Data supplied -
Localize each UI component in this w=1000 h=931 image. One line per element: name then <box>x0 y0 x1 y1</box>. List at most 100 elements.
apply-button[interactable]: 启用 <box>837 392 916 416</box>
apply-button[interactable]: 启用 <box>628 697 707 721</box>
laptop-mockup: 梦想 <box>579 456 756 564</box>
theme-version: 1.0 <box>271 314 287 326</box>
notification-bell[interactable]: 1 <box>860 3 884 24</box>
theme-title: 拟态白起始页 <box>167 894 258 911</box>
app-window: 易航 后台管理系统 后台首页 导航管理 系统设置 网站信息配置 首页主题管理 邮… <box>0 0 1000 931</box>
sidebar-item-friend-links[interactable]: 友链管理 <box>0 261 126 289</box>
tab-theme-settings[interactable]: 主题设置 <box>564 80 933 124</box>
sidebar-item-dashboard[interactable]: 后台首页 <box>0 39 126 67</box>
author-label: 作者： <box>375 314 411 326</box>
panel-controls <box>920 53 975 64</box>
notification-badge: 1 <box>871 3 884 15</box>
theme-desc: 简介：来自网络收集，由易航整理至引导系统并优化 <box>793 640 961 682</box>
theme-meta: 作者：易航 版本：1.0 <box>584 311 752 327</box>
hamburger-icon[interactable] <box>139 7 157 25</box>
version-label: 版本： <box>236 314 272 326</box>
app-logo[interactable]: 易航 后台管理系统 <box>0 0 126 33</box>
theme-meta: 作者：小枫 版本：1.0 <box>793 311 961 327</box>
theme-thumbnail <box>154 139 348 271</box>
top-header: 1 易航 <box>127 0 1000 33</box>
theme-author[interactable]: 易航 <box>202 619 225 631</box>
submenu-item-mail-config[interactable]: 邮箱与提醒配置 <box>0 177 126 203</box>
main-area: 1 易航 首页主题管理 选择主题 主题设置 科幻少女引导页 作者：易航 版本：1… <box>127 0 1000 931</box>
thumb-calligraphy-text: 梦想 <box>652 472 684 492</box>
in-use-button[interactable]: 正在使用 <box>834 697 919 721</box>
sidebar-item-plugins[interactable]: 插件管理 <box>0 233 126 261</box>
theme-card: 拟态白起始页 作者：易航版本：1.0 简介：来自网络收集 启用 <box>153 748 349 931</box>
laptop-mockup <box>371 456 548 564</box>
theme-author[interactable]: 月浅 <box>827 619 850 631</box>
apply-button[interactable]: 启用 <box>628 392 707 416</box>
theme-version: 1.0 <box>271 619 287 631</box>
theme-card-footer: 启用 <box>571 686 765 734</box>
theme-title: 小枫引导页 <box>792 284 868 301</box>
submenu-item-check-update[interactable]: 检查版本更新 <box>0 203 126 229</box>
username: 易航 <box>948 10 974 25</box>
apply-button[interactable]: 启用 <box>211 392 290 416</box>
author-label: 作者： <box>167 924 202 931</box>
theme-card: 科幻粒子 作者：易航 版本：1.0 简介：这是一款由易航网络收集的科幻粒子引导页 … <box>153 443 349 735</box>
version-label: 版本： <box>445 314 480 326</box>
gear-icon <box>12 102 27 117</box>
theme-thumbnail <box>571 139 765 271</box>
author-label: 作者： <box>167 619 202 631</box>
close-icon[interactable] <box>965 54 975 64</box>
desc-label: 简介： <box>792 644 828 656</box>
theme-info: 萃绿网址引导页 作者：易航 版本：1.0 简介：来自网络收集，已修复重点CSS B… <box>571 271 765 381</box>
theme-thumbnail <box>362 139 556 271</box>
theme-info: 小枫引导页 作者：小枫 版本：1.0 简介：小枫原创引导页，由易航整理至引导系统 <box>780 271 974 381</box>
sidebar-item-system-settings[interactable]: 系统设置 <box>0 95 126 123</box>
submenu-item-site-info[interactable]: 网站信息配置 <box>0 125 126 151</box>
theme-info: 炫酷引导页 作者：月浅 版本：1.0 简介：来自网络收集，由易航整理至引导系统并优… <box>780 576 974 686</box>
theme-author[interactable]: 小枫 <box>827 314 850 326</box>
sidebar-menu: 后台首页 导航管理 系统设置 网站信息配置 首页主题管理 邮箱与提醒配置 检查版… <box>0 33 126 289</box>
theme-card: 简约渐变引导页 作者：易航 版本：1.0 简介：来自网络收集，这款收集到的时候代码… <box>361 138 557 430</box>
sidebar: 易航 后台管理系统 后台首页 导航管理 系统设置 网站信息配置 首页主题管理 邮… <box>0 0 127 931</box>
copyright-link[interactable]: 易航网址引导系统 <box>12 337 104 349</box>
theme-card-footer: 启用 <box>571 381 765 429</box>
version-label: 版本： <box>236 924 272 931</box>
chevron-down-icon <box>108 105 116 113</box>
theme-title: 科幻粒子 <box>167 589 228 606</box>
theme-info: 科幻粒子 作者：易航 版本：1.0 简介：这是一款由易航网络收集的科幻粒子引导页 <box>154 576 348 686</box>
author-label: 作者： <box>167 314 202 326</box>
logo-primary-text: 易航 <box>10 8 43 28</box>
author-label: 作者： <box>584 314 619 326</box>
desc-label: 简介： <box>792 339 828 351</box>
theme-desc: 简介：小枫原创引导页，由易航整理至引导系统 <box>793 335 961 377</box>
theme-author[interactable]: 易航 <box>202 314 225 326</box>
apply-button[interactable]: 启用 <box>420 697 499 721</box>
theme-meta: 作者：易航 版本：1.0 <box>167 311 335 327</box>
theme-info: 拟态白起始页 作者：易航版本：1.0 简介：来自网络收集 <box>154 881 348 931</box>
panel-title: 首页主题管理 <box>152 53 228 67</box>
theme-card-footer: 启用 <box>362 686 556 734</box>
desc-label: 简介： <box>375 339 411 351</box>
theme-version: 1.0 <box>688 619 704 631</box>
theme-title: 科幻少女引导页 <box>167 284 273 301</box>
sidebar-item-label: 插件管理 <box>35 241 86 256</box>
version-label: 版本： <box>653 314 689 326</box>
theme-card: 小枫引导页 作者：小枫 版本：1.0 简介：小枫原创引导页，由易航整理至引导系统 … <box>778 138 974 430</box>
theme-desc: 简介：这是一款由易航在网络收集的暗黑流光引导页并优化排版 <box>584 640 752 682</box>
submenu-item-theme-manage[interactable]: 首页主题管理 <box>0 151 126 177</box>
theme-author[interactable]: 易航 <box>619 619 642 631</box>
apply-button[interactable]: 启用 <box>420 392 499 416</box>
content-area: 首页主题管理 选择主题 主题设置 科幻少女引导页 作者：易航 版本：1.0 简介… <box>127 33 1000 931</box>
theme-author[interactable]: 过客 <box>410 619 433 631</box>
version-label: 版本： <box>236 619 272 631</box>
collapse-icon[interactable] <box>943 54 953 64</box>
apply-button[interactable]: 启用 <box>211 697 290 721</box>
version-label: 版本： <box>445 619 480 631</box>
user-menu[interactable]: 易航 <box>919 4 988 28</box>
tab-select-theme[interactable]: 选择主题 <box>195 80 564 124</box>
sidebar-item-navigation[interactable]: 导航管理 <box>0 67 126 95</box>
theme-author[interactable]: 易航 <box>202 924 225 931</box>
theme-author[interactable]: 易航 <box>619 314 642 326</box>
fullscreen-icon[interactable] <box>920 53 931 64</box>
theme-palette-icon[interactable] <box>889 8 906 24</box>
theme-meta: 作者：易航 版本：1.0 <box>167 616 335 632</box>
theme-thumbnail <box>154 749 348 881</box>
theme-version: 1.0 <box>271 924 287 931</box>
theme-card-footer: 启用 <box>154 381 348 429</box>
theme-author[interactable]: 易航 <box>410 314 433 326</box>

Task to carry out -
Reproduce every one of the rows above verbatim, leaving each line unaltered and in its original order.

Reply -
Localize each UI component in this w=1000 h=931 image. One line per element: name then <box>x0 y0 x1 y1</box>. List at most 100 elements.
apply-button[interactable]: 启用 <box>837 392 916 416</box>
apply-button[interactable]: 启用 <box>628 697 707 721</box>
laptop-mockup: 梦想 <box>579 456 756 564</box>
theme-version: 1.0 <box>271 314 287 326</box>
notification-bell[interactable]: 1 <box>860 3 884 24</box>
theme-title: 拟态白起始页 <box>167 894 258 911</box>
app-window: 易航 后台管理系统 后台首页 导航管理 系统设置 网站信息配置 首页主题管理 邮… <box>0 0 1000 931</box>
sidebar-item-friend-links[interactable]: 友链管理 <box>0 261 126 289</box>
tab-theme-settings[interactable]: 主题设置 <box>564 80 933 124</box>
sidebar-item-dashboard[interactable]: 后台首页 <box>0 39 126 67</box>
author-label: 作者： <box>375 314 411 326</box>
panel-controls <box>920 53 975 64</box>
notification-badge: 1 <box>871 3 884 15</box>
theme-desc: 简介：来自网络收集，由易航整理至引导系统并优化 <box>793 640 961 682</box>
theme-meta: 作者：易航 版本：1.0 <box>584 311 752 327</box>
hamburger-icon[interactable] <box>139 7 157 25</box>
version-label: 版本： <box>236 314 272 326</box>
app-logo[interactable]: 易航 后台管理系统 <box>0 0 126 33</box>
theme-meta: 作者：小枫 版本：1.0 <box>793 311 961 327</box>
theme-thumbnail <box>154 139 348 271</box>
top-header: 1 易航 <box>127 0 1000 33</box>
theme-author[interactable]: 易航 <box>202 619 225 631</box>
submenu-item-mail-config[interactable]: 邮箱与提醒配置 <box>0 177 126 203</box>
main-area: 1 易航 首页主题管理 选择主题 主题设置 科幻少女引导页 作者：易航 版本：1… <box>127 0 1000 931</box>
thumb-calligraphy-text: 梦想 <box>652 472 684 492</box>
in-use-button[interactable]: 正在使用 <box>834 697 919 721</box>
sidebar-item-plugins[interactable]: 插件管理 <box>0 233 126 261</box>
theme-card: 拟态白起始页 作者：易航版本：1.0 简介：来自网络收集 启用 <box>153 748 349 931</box>
laptop-mockup <box>371 456 548 564</box>
theme-author[interactable]: 月浅 <box>827 619 850 631</box>
apply-button[interactable]: 启用 <box>628 392 707 416</box>
theme-version: 1.0 <box>271 619 287 631</box>
theme-card-footer: 启用 <box>571 686 765 734</box>
theme-title: 小枫引导页 <box>792 284 868 301</box>
submenu-item-check-update[interactable]: 检查版本更新 <box>0 203 126 229</box>
username: 易航 <box>948 10 974 25</box>
apply-button[interactable]: 启用 <box>211 392 290 416</box>
author-label: 作者： <box>167 924 202 931</box>
theme-card: 科幻粒子 作者：易航 版本：1.0 简介：这是一款由易航网络收集的科幻粒子引导页 … <box>153 443 349 735</box>
version-label: 版本： <box>445 314 480 326</box>
gear-icon <box>12 102 27 117</box>
theme-thumbnail <box>571 139 765 271</box>
author-label: 作者： <box>167 619 202 631</box>
close-icon[interactable] <box>965 54 975 64</box>
desc-label: 简介： <box>792 644 828 656</box>
theme-info: 萃绿网址引导页 作者：易航 版本：1.0 简介：来自网络收集，已修复重点CSS B… <box>571 271 765 381</box>
theme-thumbnail <box>362 139 556 271</box>
theme-info: 小枫引导页 作者：小枫 版本：1.0 简介：小枫原创引导页，由易航整理至引导系统 <box>780 271 974 381</box>
sidebar-item-system-settings[interactable]: 系统设置 <box>0 95 126 123</box>
submenu-item-site-info[interactable]: 网站信息配置 <box>0 125 126 151</box>
theme-info: 炫酷引导页 作者：月浅 版本：1.0 简介：来自网络收集，由易航整理至引导系统并优… <box>780 576 974 686</box>
theme-author[interactable]: 小枫 <box>827 314 850 326</box>
sidebar-menu: 后台首页 导航管理 系统设置 网站信息配置 首页主题管理 邮箱与提醒配置 检查版… <box>0 33 126 289</box>
theme-card: 简约渐变引导页 作者：易航 版本：1.0 简介：来自网络收集，这款收集到的时候代码… <box>361 138 557 430</box>
sidebar: 易航 后台管理系统 后台首页 导航管理 系统设置 网站信息配置 首页主题管理 邮… <box>0 0 127 931</box>
copyright-link[interactable]: 易航网址引导系统 <box>12 337 104 349</box>
theme-card-footer: 启用 <box>571 381 765 429</box>
version-label: 版本： <box>236 924 272 931</box>
chevron-down-icon <box>108 105 116 113</box>
theme-title: 科幻粒子 <box>167 589 228 606</box>
theme-info: 科幻粒子 作者：易航 版本：1.0 简介：这是一款由易航网络收集的科幻粒子引导页 <box>154 576 348 686</box>
author-label: 作者： <box>167 314 202 326</box>
logo-primary-text: 易航 <box>10 8 43 28</box>
author-label: 作者： <box>584 314 619 326</box>
desc-label: 简介： <box>792 339 828 351</box>
theme-desc: 简介：小枫原创引导页，由易航整理至引导系统 <box>793 335 961 377</box>
theme-author[interactable]: 易航 <box>202 314 225 326</box>
apply-button[interactable]: 启用 <box>420 697 499 721</box>
theme-meta: 作者：易航 版本：1.0 <box>167 311 335 327</box>
theme-info: 拟态白起始页 作者：易航版本：1.0 简介：来自网络收集 <box>154 881 348 931</box>
panel-title: 首页主题管理 <box>152 53 228 67</box>
theme-card-footer: 启用 <box>362 686 556 734</box>
desc-label: 简介： <box>375 339 411 351</box>
theme-version: 1.0 <box>688 619 704 631</box>
theme-title: 科幻少女引导页 <box>167 284 273 301</box>
sidebar-item-label: 插件管理 <box>35 241 86 256</box>
version-label: 版本： <box>653 314 689 326</box>
theme-card: 小枫引导页 作者：小枫 版本：1.0 简介：小枫原创引导页，由易航整理至引导系统 … <box>778 138 974 430</box>
theme-desc: 简介：这是一款由易航在网络收集的暗黑流光引导页并优化排版 <box>584 640 752 682</box>
submenu-item-theme-manage[interactable]: 首页主题管理 <box>0 151 126 177</box>
theme-author[interactable]: 易航 <box>619 619 642 631</box>
apply-button[interactable]: 启用 <box>420 392 499 416</box>
content-area: 首页主题管理 选择主题 主题设置 科幻少女引导页 作者：易航 版本：1.0 简介… <box>127 33 1000 931</box>
theme-author[interactable]: 过客 <box>410 619 433 631</box>
version-label: 版本： <box>236 619 272 631</box>
collapse-icon[interactable] <box>943 54 953 64</box>
apply-button[interactable]: 启用 <box>211 697 290 721</box>
version-label: 版本： <box>445 619 480 631</box>
user-menu[interactable]: 易航 <box>919 4 988 28</box>
tab-select-theme[interactable]: 选择主题 <box>195 80 564 124</box>
sidebar-item-navigation[interactable]: 导航管理 <box>0 67 126 95</box>
theme-author[interactable]: 易航 <box>202 924 225 931</box>
theme-author[interactable]: 易航 <box>619 314 642 326</box>
fullscreen-icon[interactable] <box>920 53 931 64</box>
theme-palette-icon[interactable] <box>889 8 906 24</box>
theme-meta: 作者：易航 版本：1.0 <box>167 616 335 632</box>
theme-thumbnail <box>154 749 348 881</box>
theme-version: 1.0 <box>271 924 287 931</box>
theme-card-footer: 启用 <box>154 381 348 429</box>
theme-author[interactable]: 易航 <box>410 314 433 326</box>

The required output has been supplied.